§ **What you should do**: Isolate every line in the data with the string "ogni" and copy it.

§ **Exercise inputs**:
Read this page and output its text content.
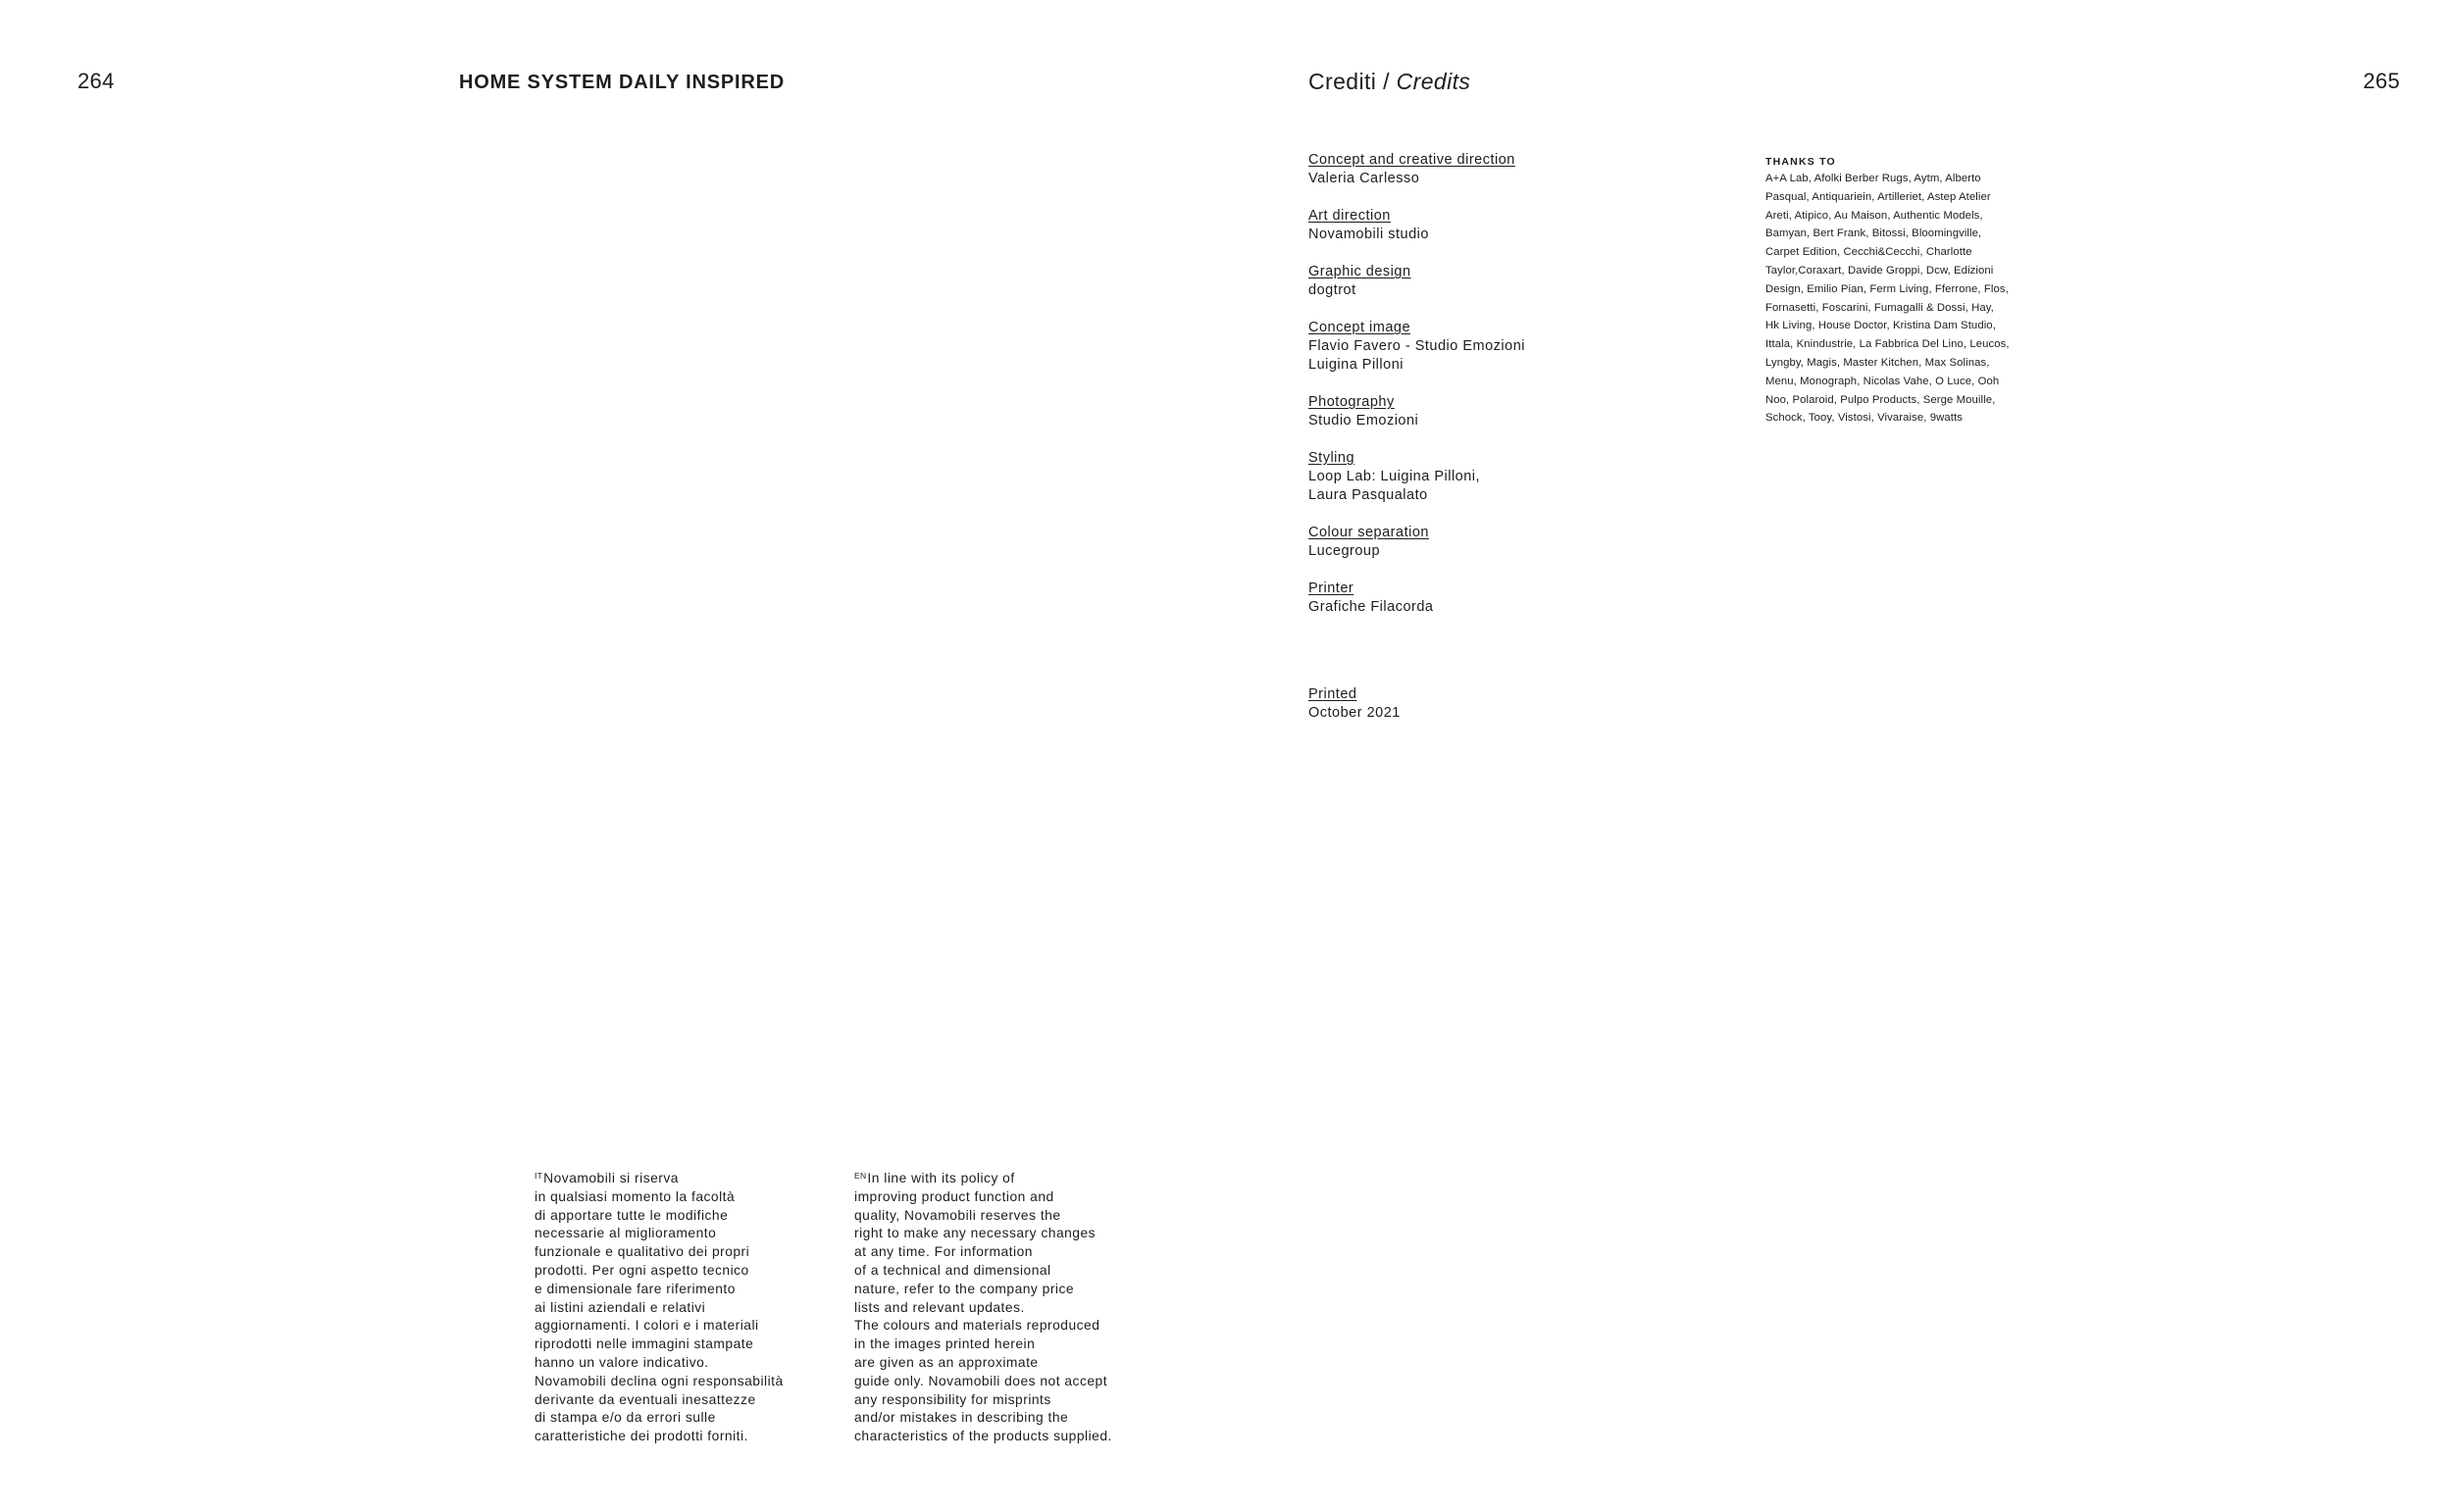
264	HOME SYSTEM DAILY INSPIRED	265
Crediti / Credits
Concept and creative direction
Valeria Carlesso
Art direction
Novamobili studio
Graphic design
dogtrot
Concept image
Flavio Favero - Studio Emozioni
Luigina Pilloni
Photography
Studio Emozioni
Styling
Loop Lab: Luigina Pilloni,
Laura Pasqualato
Colour separation
Lucegroup
Printer
Grafiche Filacorda
Printed
October 2021
THANKS TO
A+A Lab, Afolki Berber Rugs, Aytm, Alberto
Pasqual, Antiquariein, Artilleriet, Astep Atelier
Areti, Atipico, Au Maison, Authentic Models,
Bamyan, Bert Frank, Bitossi, Bloomingville,
Carpet Edition, Cecchi&Cecchi, Charlotte
Taylor,Coraxart, Davide Groppi, Dcw, Edizioni
Design, Emilio Pian, Ferm Living, Fferrone, Flos,
Fornasetti, Foscarini, Fumagalli & Dossi, Hay,
Hk Living, House Doctor, Kristina Dam Studio,
Ittala, Knindustrie, La Fabbrica Del Lino, Leucos,
Lyngby, Magis, Master Kitchen, Max Solinas,
Menu, Monograph, Nicolas Vahe, O Luce, Ooh
Noo, Polaroid, Pulpo Products, Serge Mouille,
Schock, Tooy, Vistosi, Vivaraise, 9watts
$^{IT}$Novamobili si riserva
in qualsiasi momento la facoltà
di apportare tutte le modifiche
necessarie al miglioramento
funzionale e qualitativo dei propri
prodotti. Per ogni aspetto tecnico
e dimensionale fare riferimento
ai listini aziendali e relativi
aggiornamenti. I colori e i materiali
riprodotti nelle immagini stampate
hanno un valore indicativo.
Novamobili declina ogni responsabilità
derivante da eventuali inesattezze
di stampa e/o da errori sulle
caratteristiche dei prodotti forniti.
$^{EN}$In line with its policy of
improving product function and
quality, Novamobili reserves the
right to make any necessary changes
at any time. For information
of a technical and dimensional
nature, refer to the company price
lists and relevant updates.
The colours and materials reproduced
in the images printed herein
are given as an approximate
guide only. Novamobili does not accept
any responsibility for misprints
and/or mistakes in describing the
characteristics of the products supplied.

§ **Answer**:
prodotti. Per ogni aspetto tecnico
Novamobili declina ogni responsabilità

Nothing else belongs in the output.